*** SOURCE PASSAGE Section Begins ***
Joe Biden and Bernie Sanders clash in state won unexpectedly by Trump in 2016

Michigan is the largest of six states holding Democratic primaries on Tuesday in a race that has become a showdown between former vice president Joe Biden and Senator Bernie Sanders.

But many voters are already looking ahead to November and whether President Donald Trump can again win in the state that perhaps more than any other catapulted him into the White House in 2016.

For Mr Sanders, the stakes could hardly be higher.

He defeated Hillary Clinton in Michigan in 2016, emboldening his argument that he could win with a diverse coalition that drew well from young voters, working-class whites and African Americans.

Election 2020 Bernie Sanders
Bernie Sanders (Paul Sancya/AP)

But it is the kind of victory he has not been able to replicate this time, and if he does not on Tuesday, any chances at the Democratic nomination may be greatly diminished.

Mr Biden has been emphasising the Obama administration’s bailout of the car industry, which provided an economic lifeline for GM and Ford, likely saving thousands of jobs.

He is also counting on continued strong support among African American voters.

How Michigan votes will also be clarifying for November.

Some see Mr Sanders’ sweeping promises to cancel student debt and provide health care for all potentially energising young voters but not older ones wary of his democratic socialist ideology.

Centrist and safe, Mr Biden could do exactly the opposite, though.
*** SOURCE PASSAGE Section Ends ***
*** EXTRACTED DATA Section Begins ***
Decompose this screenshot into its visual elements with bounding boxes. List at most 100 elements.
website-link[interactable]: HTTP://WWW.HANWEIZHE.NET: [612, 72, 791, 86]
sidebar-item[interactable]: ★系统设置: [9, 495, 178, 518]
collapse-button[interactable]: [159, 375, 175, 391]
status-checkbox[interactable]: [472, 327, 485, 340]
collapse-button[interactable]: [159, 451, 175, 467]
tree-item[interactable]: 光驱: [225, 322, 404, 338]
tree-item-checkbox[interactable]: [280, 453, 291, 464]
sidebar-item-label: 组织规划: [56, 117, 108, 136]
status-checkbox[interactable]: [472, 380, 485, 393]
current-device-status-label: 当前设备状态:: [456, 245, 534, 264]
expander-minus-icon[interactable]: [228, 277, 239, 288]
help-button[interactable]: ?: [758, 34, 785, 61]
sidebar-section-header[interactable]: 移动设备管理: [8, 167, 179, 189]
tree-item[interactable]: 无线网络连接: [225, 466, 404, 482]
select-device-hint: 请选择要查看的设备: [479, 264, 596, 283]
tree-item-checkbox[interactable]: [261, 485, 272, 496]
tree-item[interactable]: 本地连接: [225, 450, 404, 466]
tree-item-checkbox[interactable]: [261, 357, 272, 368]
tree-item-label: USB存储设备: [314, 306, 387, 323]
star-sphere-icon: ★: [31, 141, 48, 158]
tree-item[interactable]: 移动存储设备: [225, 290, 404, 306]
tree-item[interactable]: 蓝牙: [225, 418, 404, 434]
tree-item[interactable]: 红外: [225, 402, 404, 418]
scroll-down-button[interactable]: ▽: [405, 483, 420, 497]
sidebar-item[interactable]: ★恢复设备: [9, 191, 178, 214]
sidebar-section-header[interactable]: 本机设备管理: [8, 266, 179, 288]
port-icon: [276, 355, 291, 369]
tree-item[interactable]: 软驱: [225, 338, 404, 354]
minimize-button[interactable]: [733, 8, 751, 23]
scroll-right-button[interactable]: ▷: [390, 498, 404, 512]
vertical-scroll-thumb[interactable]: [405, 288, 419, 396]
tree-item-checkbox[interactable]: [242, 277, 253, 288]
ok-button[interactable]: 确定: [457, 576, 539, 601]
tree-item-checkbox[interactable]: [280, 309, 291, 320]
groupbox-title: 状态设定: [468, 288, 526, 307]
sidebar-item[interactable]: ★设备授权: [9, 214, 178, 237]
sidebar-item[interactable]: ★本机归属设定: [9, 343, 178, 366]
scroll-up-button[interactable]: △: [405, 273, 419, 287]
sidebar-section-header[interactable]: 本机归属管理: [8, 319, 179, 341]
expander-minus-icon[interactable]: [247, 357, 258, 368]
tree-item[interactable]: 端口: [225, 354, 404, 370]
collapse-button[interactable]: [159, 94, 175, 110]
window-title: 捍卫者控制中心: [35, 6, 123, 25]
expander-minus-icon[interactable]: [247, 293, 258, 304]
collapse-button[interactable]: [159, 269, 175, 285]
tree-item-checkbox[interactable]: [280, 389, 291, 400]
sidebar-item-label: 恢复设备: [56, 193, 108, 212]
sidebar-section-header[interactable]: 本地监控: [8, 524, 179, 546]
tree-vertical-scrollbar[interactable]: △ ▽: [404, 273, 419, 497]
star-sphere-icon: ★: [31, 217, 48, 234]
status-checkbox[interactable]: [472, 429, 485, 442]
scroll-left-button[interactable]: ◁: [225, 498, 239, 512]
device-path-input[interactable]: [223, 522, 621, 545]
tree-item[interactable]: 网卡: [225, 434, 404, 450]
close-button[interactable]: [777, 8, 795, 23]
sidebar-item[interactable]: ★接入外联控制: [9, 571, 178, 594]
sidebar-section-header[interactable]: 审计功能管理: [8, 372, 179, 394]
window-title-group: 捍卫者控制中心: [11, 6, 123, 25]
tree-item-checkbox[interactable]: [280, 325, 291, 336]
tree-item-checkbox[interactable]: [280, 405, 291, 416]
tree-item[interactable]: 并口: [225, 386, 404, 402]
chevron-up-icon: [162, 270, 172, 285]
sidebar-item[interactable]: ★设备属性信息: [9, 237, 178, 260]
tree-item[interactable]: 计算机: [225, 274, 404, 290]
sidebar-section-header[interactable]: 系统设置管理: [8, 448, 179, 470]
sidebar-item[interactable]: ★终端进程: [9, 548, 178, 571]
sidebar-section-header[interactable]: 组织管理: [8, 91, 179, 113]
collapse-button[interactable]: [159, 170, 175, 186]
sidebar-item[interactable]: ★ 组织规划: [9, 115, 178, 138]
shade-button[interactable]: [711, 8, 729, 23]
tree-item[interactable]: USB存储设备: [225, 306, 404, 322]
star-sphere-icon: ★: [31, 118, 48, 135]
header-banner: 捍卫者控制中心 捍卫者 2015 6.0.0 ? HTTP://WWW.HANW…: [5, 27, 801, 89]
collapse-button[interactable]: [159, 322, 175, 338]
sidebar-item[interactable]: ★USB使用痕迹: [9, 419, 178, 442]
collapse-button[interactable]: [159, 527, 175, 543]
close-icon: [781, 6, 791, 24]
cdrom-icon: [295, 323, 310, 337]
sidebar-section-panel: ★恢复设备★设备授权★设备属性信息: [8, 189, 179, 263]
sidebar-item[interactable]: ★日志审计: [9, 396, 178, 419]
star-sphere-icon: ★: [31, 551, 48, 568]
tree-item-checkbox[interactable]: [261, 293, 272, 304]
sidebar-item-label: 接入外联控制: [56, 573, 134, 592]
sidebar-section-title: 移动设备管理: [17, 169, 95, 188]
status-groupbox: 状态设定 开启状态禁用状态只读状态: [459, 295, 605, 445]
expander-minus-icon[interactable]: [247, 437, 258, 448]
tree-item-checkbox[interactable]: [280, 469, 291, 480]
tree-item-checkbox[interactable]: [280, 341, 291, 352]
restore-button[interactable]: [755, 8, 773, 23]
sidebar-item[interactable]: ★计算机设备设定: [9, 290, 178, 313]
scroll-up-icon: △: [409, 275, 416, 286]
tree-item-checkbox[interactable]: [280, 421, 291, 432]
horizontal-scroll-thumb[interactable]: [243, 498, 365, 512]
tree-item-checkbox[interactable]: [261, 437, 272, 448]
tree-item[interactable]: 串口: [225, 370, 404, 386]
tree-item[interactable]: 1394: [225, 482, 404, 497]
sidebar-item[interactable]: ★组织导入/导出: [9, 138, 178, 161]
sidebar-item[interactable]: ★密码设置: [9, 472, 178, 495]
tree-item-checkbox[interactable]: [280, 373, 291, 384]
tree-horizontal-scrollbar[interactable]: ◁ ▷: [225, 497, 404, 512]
*** EXTRACTED DATA Section Ends ***
> _WHAT YOU HAVE TO DO_:
Answer these questions using the article on the Michigan primary:
1. How many states are holding Democratic primaries on Tuesday?
2. Whom did Bernie Sanders defeat in Michigan in 2016?
3. Which two car companies received an economic lifeline from the Obama administration's bailout?
Answer using only the article on the Michigan primary.

> _TASK SOLUTION_:
1. Six states.
2. Hillary Clinton.
3. GM and Ford.